Stored data:
::::

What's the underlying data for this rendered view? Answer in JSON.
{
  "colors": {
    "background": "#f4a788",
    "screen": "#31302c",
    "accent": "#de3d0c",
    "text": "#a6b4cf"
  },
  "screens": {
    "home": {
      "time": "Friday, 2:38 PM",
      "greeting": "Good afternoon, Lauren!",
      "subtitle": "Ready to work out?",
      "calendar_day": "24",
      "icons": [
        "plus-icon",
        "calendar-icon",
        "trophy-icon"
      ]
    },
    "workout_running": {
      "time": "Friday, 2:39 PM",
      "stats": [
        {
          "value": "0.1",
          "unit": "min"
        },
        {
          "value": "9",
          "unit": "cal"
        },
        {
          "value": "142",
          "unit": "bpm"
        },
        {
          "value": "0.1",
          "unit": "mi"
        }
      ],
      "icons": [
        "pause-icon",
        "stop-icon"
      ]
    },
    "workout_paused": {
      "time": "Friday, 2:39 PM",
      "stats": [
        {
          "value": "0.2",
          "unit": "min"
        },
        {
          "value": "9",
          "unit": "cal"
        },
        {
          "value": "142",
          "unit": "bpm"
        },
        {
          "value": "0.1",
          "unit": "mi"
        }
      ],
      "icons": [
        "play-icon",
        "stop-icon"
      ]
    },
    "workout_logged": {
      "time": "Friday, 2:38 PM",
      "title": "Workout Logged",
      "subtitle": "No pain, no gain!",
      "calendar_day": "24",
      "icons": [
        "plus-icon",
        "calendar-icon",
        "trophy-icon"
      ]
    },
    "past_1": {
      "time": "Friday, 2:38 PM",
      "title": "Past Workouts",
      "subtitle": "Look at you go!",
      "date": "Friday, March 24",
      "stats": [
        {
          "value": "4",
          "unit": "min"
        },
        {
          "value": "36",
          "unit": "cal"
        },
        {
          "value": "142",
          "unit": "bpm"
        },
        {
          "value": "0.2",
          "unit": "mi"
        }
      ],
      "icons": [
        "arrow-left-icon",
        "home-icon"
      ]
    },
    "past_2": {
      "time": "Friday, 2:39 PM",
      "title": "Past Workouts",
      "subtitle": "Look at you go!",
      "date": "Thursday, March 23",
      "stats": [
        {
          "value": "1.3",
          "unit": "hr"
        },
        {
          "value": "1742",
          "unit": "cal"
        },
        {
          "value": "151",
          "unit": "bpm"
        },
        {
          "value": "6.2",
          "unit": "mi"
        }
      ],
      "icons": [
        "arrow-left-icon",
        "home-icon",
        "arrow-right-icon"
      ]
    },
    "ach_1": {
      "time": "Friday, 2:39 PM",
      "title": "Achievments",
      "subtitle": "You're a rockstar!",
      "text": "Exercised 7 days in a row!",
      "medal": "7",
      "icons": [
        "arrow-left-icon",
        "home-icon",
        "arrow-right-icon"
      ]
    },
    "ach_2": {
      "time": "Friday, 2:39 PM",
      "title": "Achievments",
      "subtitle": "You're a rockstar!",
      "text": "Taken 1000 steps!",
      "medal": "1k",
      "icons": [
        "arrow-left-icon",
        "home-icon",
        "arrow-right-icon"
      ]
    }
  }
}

::::

* Written instruction: From the entries, report each line that includes the word "March".

* Answer to this exercise:
      "date": "Friday, March 24",
      "date": "Thursday, March 23",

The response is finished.